■ **EXERCISE PROMPT**
Of the lines below, count those containing the word "label". Reply with the number alone.

■ **PROVIDED MATERIAL**
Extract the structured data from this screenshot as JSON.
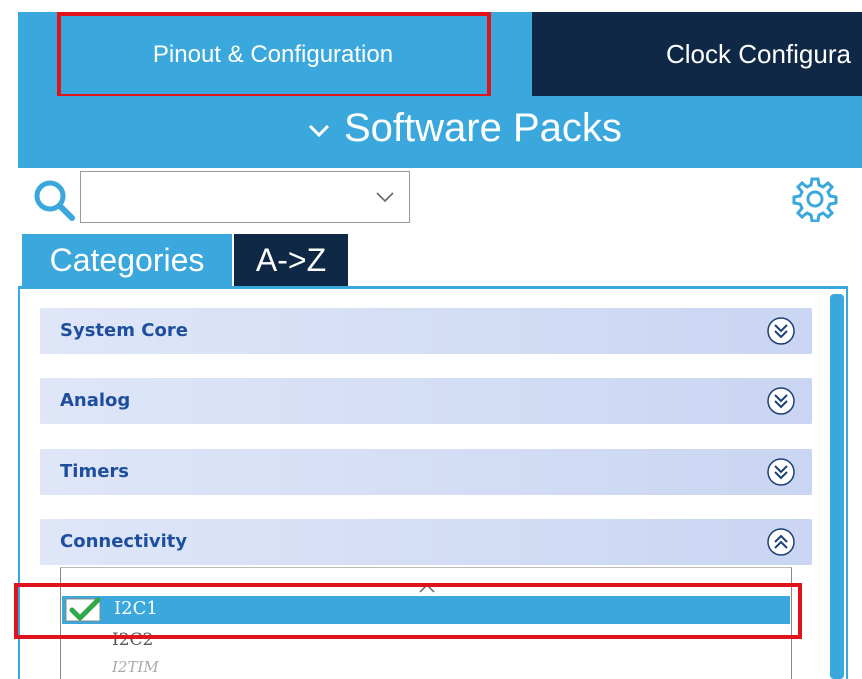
{
  "top_tabs": {
    "pinout": "Pinout & Configuration",
    "clock": "Clock Configura"
  },
  "software_packs": {
    "label": "Software Packs"
  },
  "search": {
    "value": "",
    "placeholder": ""
  },
  "category_tabs": {
    "categories": "Categories",
    "az": "A->Z"
  },
  "groups": [
    {
      "label": "System Core",
      "state": "collapsed"
    },
    {
      "label": "Analog",
      "state": "collapsed"
    },
    {
      "label": "Timers",
      "state": "collapsed"
    },
    {
      "label": "Connectivity",
      "state": "expanded"
    }
  ],
  "connectivity_items": [
    {
      "label": "I2C1",
      "selected": true,
      "enabled": true
    },
    {
      "label": "I2C2"
    },
    {
      "label": "I2TIM"
    }
  ],
  "colors": {
    "accent": "#3aa8dc",
    "dark": "#0f2846",
    "highlight": "#e0121b",
    "group_text": "#1d4f9e",
    "check": "#2ea84a"
  },
  "icons": {
    "search": "search-icon",
    "gear": "gear-icon",
    "dropdown": "chevron-down-icon",
    "expand": "expand-icon",
    "collapse": "collapse-icon",
    "check": "check-icon"
  }
}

■ **REPLY**
8